▸ **Work to do**
Pictures do not belong in the copy; restate the records below word for word.
━━ Records to process ━━
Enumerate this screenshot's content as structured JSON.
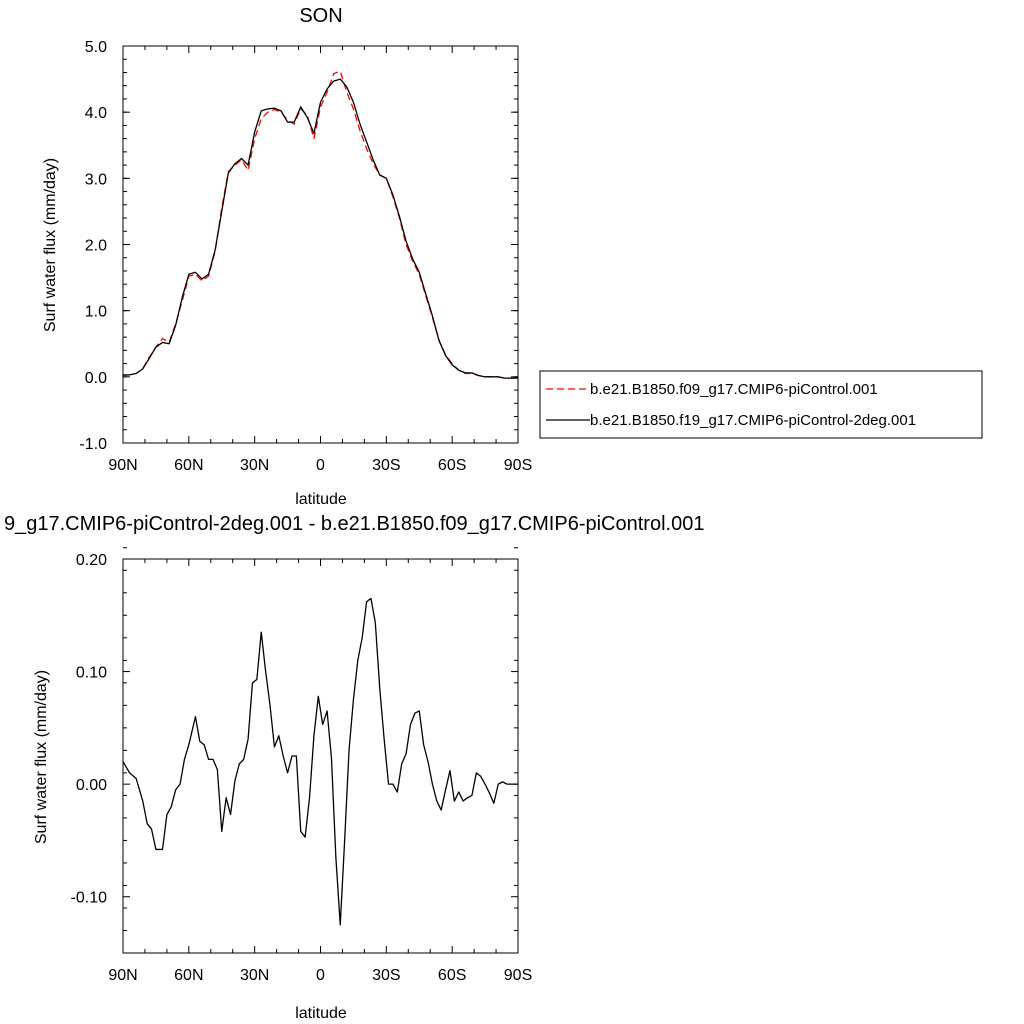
{
  "colors": {
    "series_red": "#ff0000",
    "series_black": "#000000",
    "axis": "#000000",
    "legend_border": "#000000"
  },
  "chart_data": [
    {
      "type": "line",
      "title": "SON",
      "xlabel": "latitude",
      "ylabel": "Surf water flux (mm/day)",
      "xlim": [
        90,
        -90
      ],
      "ylim": [
        -1.0,
        5.0
      ],
      "xticks": [
        90,
        60,
        30,
        0,
        -30,
        -60,
        -90
      ],
      "xtick_labels": [
        "90N",
        "60N",
        "30N",
        "0",
        "30S",
        "60S",
        "90S"
      ],
      "yticks": [
        -1.0,
        0.0,
        1.0,
        2.0,
        3.0,
        4.0,
        5.0
      ],
      "ytick_labels": [
        "-1.0",
        "0.0",
        "1.0",
        "2.0",
        "3.0",
        "4.0",
        "5.0"
      ],
      "grid": false,
      "legend": "right",
      "x": [
        90,
        87,
        84,
        81,
        78,
        75,
        72,
        69,
        66,
        63,
        60,
        57,
        54,
        51,
        48,
        45,
        42,
        39,
        36,
        33,
        30,
        27,
        24,
        21,
        18,
        15,
        12,
        9,
        6,
        3,
        0,
        -3,
        -6,
        -9,
        -12,
        -15,
        -18,
        -21,
        -24,
        -27,
        -30,
        -33,
        -36,
        -39,
        -42,
        -45,
        -48,
        -51,
        -54,
        -57,
        -60,
        -63,
        -66,
        -69,
        -72,
        -75,
        -78,
        -81,
        -84,
        -87,
        -90
      ],
      "series": [
        {
          "name": "b.e21.B1850.f09_g17.CMIP6-piControl.001",
          "color": "#ff0000",
          "dash": "dashed",
          "values": [
            0.02,
            0.03,
            0.05,
            0.12,
            0.3,
            0.45,
            0.58,
            0.52,
            0.8,
            1.15,
            1.52,
            1.55,
            1.45,
            1.52,
            1.9,
            2.55,
            3.1,
            3.2,
            3.28,
            3.12,
            3.6,
            3.9,
            4.0,
            4.04,
            4.0,
            3.88,
            3.82,
            4.05,
            3.95,
            3.6,
            4.08,
            4.3,
            4.58,
            4.62,
            4.3,
            4.05,
            3.72,
            3.45,
            3.22,
            3.05,
            3.0,
            2.72,
            2.4,
            2.0,
            1.75,
            1.55,
            1.22,
            0.9,
            0.55,
            0.33,
            0.2,
            0.1,
            0.05,
            0.05,
            0.02,
            0.0,
            0.0,
            0.0,
            -0.02,
            -0.02,
            -0.02
          ]
        },
        {
          "name": "b.e21.B1850.f19_g17.CMIP6-piControl-2deg.001",
          "color": "#000000",
          "dash": "solid",
          "values": [
            0.03,
            0.03,
            0.05,
            0.12,
            0.28,
            0.45,
            0.52,
            0.5,
            0.78,
            1.2,
            1.55,
            1.58,
            1.48,
            1.55,
            1.92,
            2.5,
            3.08,
            3.22,
            3.3,
            3.2,
            3.7,
            4.02,
            4.05,
            4.06,
            4.02,
            3.85,
            3.85,
            4.08,
            3.92,
            3.68,
            4.15,
            4.35,
            4.47,
            4.5,
            4.38,
            4.15,
            3.82,
            3.55,
            3.28,
            3.05,
            3.0,
            2.75,
            2.42,
            2.05,
            1.78,
            1.58,
            1.25,
            0.92,
            0.55,
            0.32,
            0.18,
            0.1,
            0.06,
            0.06,
            0.02,
            0.0,
            0.0,
            0.0,
            -0.02,
            -0.02,
            -0.02
          ]
        }
      ]
    },
    {
      "type": "line",
      "title": "9_g17.CMIP6-piControl-2deg.001 - b.e21.B1850.f09_g17.CMIP6-piControl.001",
      "xlabel": "latitude",
      "ylabel": "Surf water flux (mm/day)",
      "xlim": [
        90,
        -90
      ],
      "ylim": [
        -0.15,
        0.2
      ],
      "xticks": [
        90,
        60,
        30,
        0,
        -30,
        -60,
        -90
      ],
      "xtick_labels": [
        "90N",
        "60N",
        "30N",
        "0",
        "30S",
        "60S",
        "90S"
      ],
      "yticks": [
        -0.1,
        0.0,
        0.1,
        0.2
      ],
      "ytick_labels": [
        "-0.10",
        "0.00",
        "0.10",
        "0.20"
      ],
      "grid": false,
      "series": [
        {
          "name": "",
          "color": "#000000",
          "dash": "solid",
          "x": [
            90,
            87,
            84,
            81,
            79,
            77,
            75,
            72,
            70,
            68,
            66,
            64,
            62,
            60,
            57,
            55,
            53,
            51,
            49,
            47,
            45,
            43,
            41,
            39,
            37,
            35,
            33,
            31,
            29,
            27,
            25,
            23,
            21,
            19,
            17,
            15,
            13,
            11,
            9,
            7,
            5,
            3,
            1,
            -1,
            -3,
            -5,
            -7,
            -9,
            -11,
            -13,
            -15,
            -17,
            -19,
            -21,
            -23,
            -25,
            -27,
            -29,
            -31,
            -33,
            -35,
            -37,
            -39,
            -41,
            -43,
            -45,
            -47,
            -49,
            -51,
            -53,
            -55,
            -57,
            -59,
            -61,
            -63,
            -65,
            -67,
            -69,
            -71,
            -73,
            -75,
            -77,
            -79,
            -81,
            -83,
            -85,
            -87,
            -90
          ],
          "values": [
            0.02,
            0.01,
            0.005,
            -0.015,
            -0.035,
            -0.04,
            -0.058,
            -0.058,
            -0.027,
            -0.02,
            -0.005,
            0.0,
            0.022,
            0.035,
            0.06,
            0.038,
            0.035,
            0.022,
            0.022,
            0.013,
            -0.042,
            -0.012,
            -0.027,
            0.003,
            0.018,
            0.022,
            0.04,
            0.09,
            0.093,
            0.135,
            0.1,
            0.07,
            0.033,
            0.043,
            0.025,
            0.01,
            0.025,
            0.025,
            -0.042,
            -0.047,
            -0.012,
            0.043,
            0.078,
            0.053,
            0.065,
            0.023,
            -0.065,
            -0.125,
            -0.05,
            0.03,
            0.075,
            0.11,
            0.13,
            0.162,
            0.165,
            0.143,
            0.085,
            0.04,
            0.0,
            0.0,
            -0.007,
            0.018,
            0.027,
            0.053,
            0.063,
            0.065,
            0.035,
            0.02,
            0.0,
            -0.015,
            -0.023,
            -0.005,
            0.012,
            -0.015,
            -0.007,
            -0.015,
            -0.012,
            -0.01,
            0.01,
            0.007,
            0.0,
            -0.008,
            -0.017,
            0.0,
            0.002,
            0.0,
            0.0,
            0.0
          ]
        }
      ]
    }
  ]
}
━━━
▸ **Finished task**
Enumerate this screenshot's content as structured JSON.
{
  "colors": {
    "series_red": "#ff0000",
    "series_black": "#000000",
    "axis": "#000000",
    "legend_border": "#000000"
  },
  "chart_data": [
    {
      "type": "line",
      "title": "SON",
      "xlabel": "latitude",
      "ylabel": "Surf water flux (mm/day)",
      "xlim": [
        90,
        -90
      ],
      "ylim": [
        -1.0,
        5.0
      ],
      "xticks": [
        90,
        60,
        30,
        0,
        -30,
        -60,
        -90
      ],
      "xtick_labels": [
        "90N",
        "60N",
        "30N",
        "0",
        "30S",
        "60S",
        "90S"
      ],
      "yticks": [
        -1.0,
        0.0,
        1.0,
        2.0,
        3.0,
        4.0,
        5.0
      ],
      "ytick_labels": [
        "-1.0",
        "0.0",
        "1.0",
        "2.0",
        "3.0",
        "4.0",
        "5.0"
      ],
      "grid": false,
      "legend": "right",
      "x": [
        90,
        87,
        84,
        81,
        78,
        75,
        72,
        69,
        66,
        63,
        60,
        57,
        54,
        51,
        48,
        45,
        42,
        39,
        36,
        33,
        30,
        27,
        24,
        21,
        18,
        15,
        12,
        9,
        6,
        3,
        0,
        -3,
        -6,
        -9,
        -12,
        -15,
        -18,
        -21,
        -24,
        -27,
        -30,
        -33,
        -36,
        -39,
        -42,
        -45,
        -48,
        -51,
        -54,
        -57,
        -60,
        -63,
        -66,
        -69,
        -72,
        -75,
        -78,
        -81,
        -84,
        -87,
        -90
      ],
      "series": [
        {
          "name": "b.e21.B1850.f09_g17.CMIP6-piControl.001",
          "color": "#ff0000",
          "dash": "dashed",
          "values": [
            0.02,
            0.03,
            0.05,
            0.12,
            0.3,
            0.45,
            0.58,
            0.52,
            0.8,
            1.15,
            1.52,
            1.55,
            1.45,
            1.52,
            1.9,
            2.55,
            3.1,
            3.2,
            3.28,
            3.12,
            3.6,
            3.9,
            4.0,
            4.04,
            4.0,
            3.88,
            3.82,
            4.05,
            3.95,
            3.6,
            4.08,
            4.3,
            4.58,
            4.62,
            4.3,
            4.05,
            3.72,
            3.45,
            3.22,
            3.05,
            3.0,
            2.72,
            2.4,
            2.0,
            1.75,
            1.55,
            1.22,
            0.9,
            0.55,
            0.33,
            0.2,
            0.1,
            0.05,
            0.05,
            0.02,
            0.0,
            0.0,
            0.0,
            -0.02,
            -0.02,
            -0.02
          ]
        },
        {
          "name": "b.e21.B1850.f19_g17.CMIP6-piControl-2deg.001",
          "color": "#000000",
          "dash": "solid",
          "values": [
            0.03,
            0.03,
            0.05,
            0.12,
            0.28,
            0.45,
            0.52,
            0.5,
            0.78,
            1.2,
            1.55,
            1.58,
            1.48,
            1.55,
            1.92,
            2.5,
            3.08,
            3.22,
            3.3,
            3.2,
            3.7,
            4.02,
            4.05,
            4.06,
            4.02,
            3.85,
            3.85,
            4.08,
            3.92,
            3.68,
            4.15,
            4.35,
            4.47,
            4.5,
            4.38,
            4.15,
            3.82,
            3.55,
            3.28,
            3.05,
            3.0,
            2.75,
            2.42,
            2.05,
            1.78,
            1.58,
            1.25,
            0.92,
            0.55,
            0.32,
            0.18,
            0.1,
            0.06,
            0.06,
            0.02,
            0.0,
            0.0,
            0.0,
            -0.02,
            -0.02,
            -0.02
          ]
        }
      ]
    },
    {
      "type": "line",
      "title": "9_g17.CMIP6-piControl-2deg.001 - b.e21.B1850.f09_g17.CMIP6-piControl.001",
      "xlabel": "latitude",
      "ylabel": "Surf water flux (mm/day)",
      "xlim": [
        90,
        -90
      ],
      "ylim": [
        -0.15,
        0.2
      ],
      "xticks": [
        90,
        60,
        30,
        0,
        -30,
        -60,
        -90
      ],
      "xtick_labels": [
        "90N",
        "60N",
        "30N",
        "0",
        "30S",
        "60S",
        "90S"
      ],
      "yticks": [
        -0.1,
        0.0,
        0.1,
        0.2
      ],
      "ytick_labels": [
        "-0.10",
        "0.00",
        "0.10",
        "0.20"
      ],
      "grid": false,
      "series": [
        {
          "name": "",
          "color": "#000000",
          "dash": "solid",
          "x": [
            90,
            87,
            84,
            81,
            79,
            77,
            75,
            72,
            70,
            68,
            66,
            64,
            62,
            60,
            57,
            55,
            53,
            51,
            49,
            47,
            45,
            43,
            41,
            39,
            37,
            35,
            33,
            31,
            29,
            27,
            25,
            23,
            21,
            19,
            17,
            15,
            13,
            11,
            9,
            7,
            5,
            3,
            1,
            -1,
            -3,
            -5,
            -7,
            -9,
            -11,
            -13,
            -15,
            -17,
            -19,
            -21,
            -23,
            -25,
            -27,
            -29,
            -31,
            -33,
            -35,
            -37,
            -39,
            -41,
            -43,
            -45,
            -47,
            -49,
            -51,
            -53,
            -55,
            -57,
            -59,
            -61,
            -63,
            -65,
            -67,
            -69,
            -71,
            -73,
            -75,
            -77,
            -79,
            -81,
            -83,
            -85,
            -87,
            -90
          ],
          "values": [
            0.02,
            0.01,
            0.005,
            -0.015,
            -0.035,
            -0.04,
            -0.058,
            -0.058,
            -0.027,
            -0.02,
            -0.005,
            0.0,
            0.022,
            0.035,
            0.06,
            0.038,
            0.035,
            0.022,
            0.022,
            0.013,
            -0.042,
            -0.012,
            -0.027,
            0.003,
            0.018,
            0.022,
            0.04,
            0.09,
            0.093,
            0.135,
            0.1,
            0.07,
            0.033,
            0.043,
            0.025,
            0.01,
            0.025,
            0.025,
            -0.042,
            -0.047,
            -0.012,
            0.043,
            0.078,
            0.053,
            0.065,
            0.023,
            -0.065,
            -0.125,
            -0.05,
            0.03,
            0.075,
            0.11,
            0.13,
            0.162,
            0.165,
            0.143,
            0.085,
            0.04,
            0.0,
            0.0,
            -0.007,
            0.018,
            0.027,
            0.053,
            0.063,
            0.065,
            0.035,
            0.02,
            0.0,
            -0.015,
            -0.023,
            -0.005,
            0.012,
            -0.015,
            -0.007,
            -0.015,
            -0.012,
            -0.01,
            0.01,
            0.007,
            0.0,
            -0.008,
            -0.017,
            0.0,
            0.002,
            0.0,
            0.0,
            0.0
          ]
        }
      ]
    }
  ]
}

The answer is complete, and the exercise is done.